◆ Data records ◆
====================
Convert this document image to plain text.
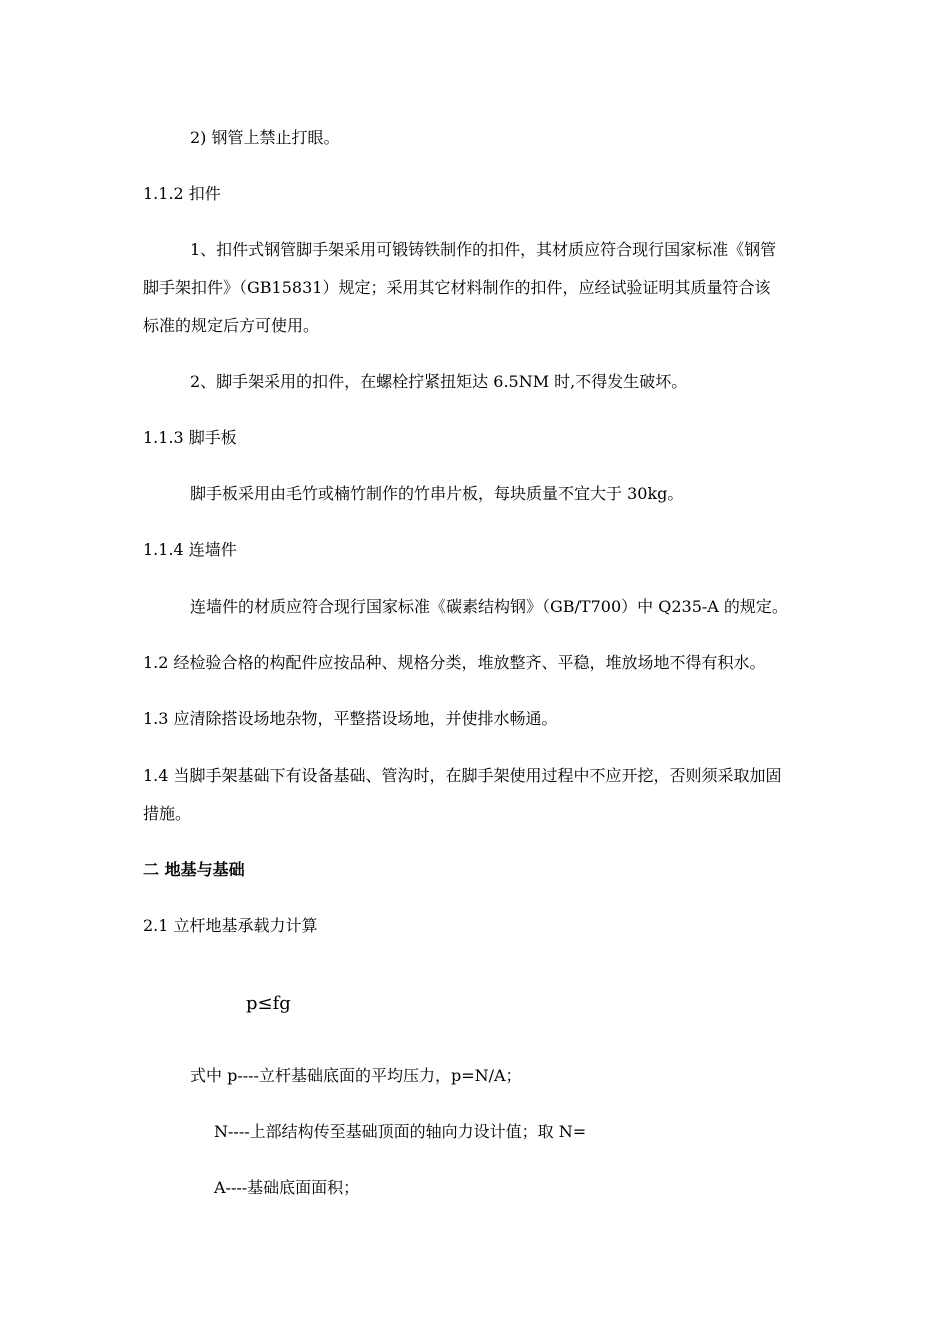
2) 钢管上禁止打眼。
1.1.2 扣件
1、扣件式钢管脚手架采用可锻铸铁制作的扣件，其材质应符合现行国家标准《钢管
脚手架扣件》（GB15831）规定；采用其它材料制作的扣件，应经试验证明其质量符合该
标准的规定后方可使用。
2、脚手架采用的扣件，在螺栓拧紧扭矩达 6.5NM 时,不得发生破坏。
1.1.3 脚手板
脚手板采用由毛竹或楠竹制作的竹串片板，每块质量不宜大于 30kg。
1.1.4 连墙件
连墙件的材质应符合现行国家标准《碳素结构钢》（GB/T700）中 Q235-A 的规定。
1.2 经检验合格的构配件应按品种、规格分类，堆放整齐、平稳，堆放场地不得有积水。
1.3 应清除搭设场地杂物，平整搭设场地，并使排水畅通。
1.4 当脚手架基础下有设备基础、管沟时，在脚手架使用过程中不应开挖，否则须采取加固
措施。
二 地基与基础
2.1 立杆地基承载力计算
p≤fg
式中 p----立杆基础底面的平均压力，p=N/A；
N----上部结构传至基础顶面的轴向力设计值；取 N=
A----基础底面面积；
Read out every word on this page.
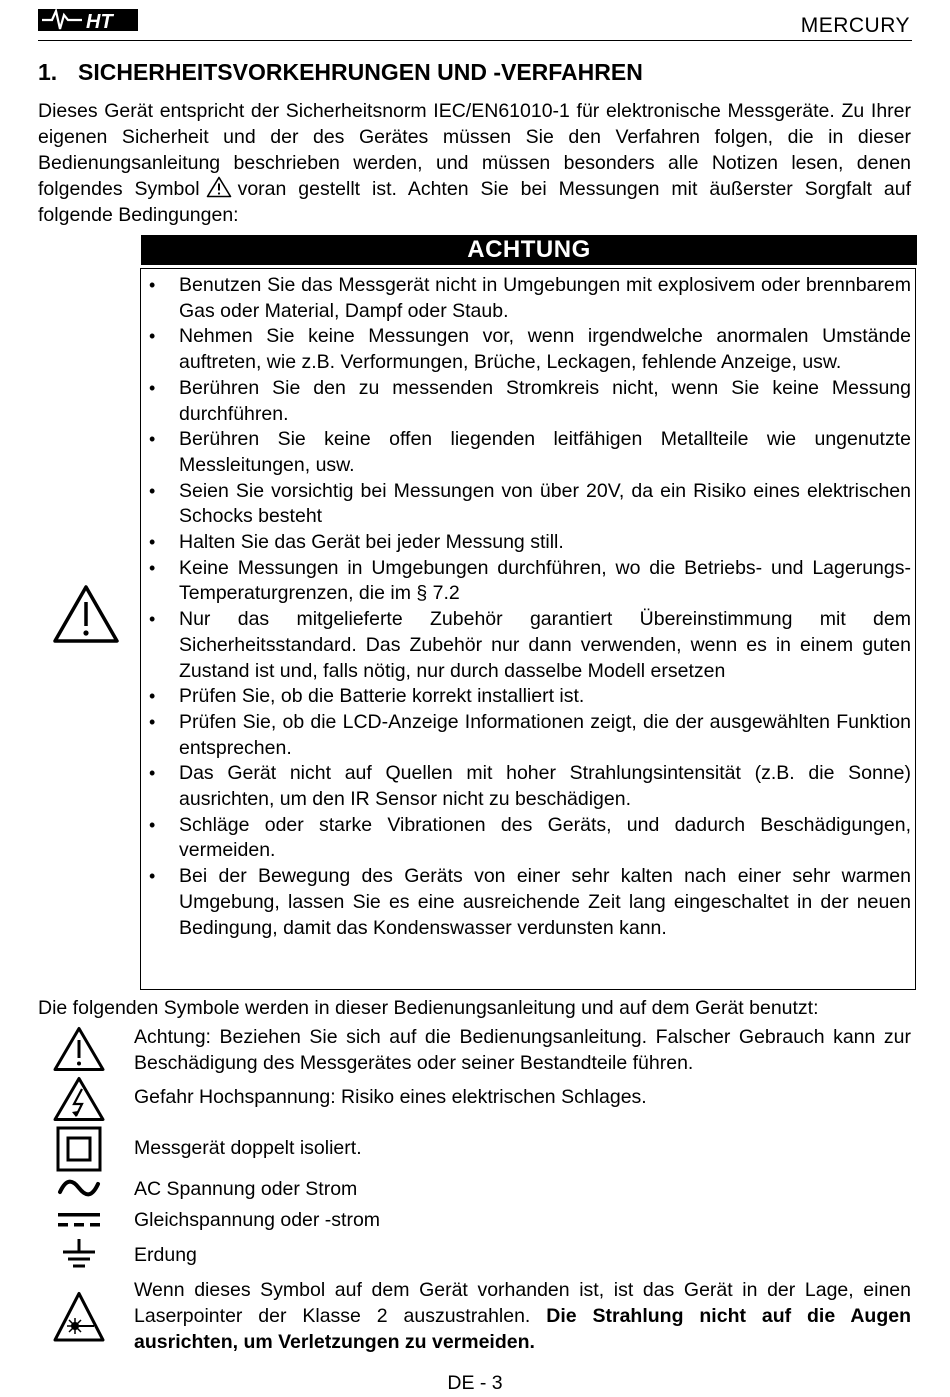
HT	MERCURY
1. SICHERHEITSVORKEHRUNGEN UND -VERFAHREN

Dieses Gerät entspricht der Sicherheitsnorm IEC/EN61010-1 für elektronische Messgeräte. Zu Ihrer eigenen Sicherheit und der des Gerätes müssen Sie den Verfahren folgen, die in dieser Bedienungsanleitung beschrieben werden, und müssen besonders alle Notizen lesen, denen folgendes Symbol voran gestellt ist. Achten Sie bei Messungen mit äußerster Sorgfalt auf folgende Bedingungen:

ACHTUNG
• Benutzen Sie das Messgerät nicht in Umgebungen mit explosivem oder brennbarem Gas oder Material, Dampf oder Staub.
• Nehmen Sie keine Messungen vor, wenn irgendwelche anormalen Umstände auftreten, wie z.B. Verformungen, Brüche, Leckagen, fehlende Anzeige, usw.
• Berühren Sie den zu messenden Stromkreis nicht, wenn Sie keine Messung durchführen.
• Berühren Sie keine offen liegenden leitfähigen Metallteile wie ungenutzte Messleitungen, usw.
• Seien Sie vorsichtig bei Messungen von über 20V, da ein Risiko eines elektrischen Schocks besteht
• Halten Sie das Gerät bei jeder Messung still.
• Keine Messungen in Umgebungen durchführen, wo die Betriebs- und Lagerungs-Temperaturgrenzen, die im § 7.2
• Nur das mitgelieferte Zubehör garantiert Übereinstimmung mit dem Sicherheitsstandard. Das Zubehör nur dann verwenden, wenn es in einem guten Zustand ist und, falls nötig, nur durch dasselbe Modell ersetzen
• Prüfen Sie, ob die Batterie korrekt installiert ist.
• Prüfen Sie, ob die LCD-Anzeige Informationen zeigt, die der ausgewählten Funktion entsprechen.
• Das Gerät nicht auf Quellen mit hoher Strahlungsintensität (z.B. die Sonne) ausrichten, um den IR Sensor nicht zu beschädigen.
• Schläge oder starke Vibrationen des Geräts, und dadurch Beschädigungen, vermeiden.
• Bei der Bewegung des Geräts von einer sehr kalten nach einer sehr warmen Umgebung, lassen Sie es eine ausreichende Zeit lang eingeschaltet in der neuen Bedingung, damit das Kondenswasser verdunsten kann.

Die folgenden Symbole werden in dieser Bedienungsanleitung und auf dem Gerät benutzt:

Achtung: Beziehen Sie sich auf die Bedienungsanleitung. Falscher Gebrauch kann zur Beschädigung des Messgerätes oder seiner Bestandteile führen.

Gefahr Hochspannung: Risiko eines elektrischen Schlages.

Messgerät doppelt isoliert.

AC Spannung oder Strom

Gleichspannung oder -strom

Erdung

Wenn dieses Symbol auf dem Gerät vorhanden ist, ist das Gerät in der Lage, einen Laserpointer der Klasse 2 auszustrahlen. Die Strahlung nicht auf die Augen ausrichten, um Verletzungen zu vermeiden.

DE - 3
====================
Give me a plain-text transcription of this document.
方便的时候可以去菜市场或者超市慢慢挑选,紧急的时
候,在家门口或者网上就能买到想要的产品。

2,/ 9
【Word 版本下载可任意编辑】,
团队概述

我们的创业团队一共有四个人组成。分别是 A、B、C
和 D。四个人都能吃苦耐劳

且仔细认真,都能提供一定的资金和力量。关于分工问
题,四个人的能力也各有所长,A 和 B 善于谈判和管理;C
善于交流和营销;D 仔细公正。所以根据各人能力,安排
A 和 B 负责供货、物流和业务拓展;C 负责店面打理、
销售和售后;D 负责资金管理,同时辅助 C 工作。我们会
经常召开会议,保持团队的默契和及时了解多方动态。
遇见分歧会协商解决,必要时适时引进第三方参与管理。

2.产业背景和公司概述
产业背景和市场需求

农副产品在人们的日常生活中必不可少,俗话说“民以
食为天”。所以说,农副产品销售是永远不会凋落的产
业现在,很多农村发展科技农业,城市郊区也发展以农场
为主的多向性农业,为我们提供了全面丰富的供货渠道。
====================
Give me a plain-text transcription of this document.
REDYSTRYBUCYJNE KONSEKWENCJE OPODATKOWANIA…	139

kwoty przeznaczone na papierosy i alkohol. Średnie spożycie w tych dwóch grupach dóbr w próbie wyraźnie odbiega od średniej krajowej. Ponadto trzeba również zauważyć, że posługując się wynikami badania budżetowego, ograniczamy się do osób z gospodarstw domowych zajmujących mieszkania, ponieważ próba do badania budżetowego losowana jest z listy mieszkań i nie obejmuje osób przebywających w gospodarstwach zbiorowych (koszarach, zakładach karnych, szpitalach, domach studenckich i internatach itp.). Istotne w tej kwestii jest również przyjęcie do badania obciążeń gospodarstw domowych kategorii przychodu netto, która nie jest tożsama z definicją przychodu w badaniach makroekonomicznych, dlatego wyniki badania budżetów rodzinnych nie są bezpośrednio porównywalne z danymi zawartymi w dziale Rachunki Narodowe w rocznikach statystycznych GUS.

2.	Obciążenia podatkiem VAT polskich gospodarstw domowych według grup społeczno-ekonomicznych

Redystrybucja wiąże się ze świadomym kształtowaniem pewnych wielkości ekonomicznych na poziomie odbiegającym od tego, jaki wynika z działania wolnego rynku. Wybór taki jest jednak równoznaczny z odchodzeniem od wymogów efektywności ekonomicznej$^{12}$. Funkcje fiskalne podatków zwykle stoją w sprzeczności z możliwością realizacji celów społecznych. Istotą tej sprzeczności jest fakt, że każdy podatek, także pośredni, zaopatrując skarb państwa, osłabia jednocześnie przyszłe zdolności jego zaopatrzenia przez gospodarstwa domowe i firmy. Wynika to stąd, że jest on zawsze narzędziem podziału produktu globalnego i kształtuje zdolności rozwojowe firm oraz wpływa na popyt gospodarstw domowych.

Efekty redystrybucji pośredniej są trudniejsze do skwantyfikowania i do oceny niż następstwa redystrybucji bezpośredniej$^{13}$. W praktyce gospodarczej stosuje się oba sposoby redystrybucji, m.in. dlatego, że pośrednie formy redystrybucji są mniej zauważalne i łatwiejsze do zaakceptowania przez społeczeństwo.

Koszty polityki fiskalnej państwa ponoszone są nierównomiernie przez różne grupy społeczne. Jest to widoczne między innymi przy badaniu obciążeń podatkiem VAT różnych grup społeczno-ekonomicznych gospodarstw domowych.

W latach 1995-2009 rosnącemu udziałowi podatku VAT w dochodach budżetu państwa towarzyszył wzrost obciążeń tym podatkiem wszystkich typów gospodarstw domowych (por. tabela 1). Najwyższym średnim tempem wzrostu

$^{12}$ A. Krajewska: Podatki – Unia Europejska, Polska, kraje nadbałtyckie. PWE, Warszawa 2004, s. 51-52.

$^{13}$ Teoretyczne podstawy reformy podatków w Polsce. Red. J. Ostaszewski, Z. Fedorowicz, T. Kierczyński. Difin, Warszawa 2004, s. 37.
====================
How many of the lines above hold "ausrichten"? Answer with only the number.

◆ Problem solution ◆
2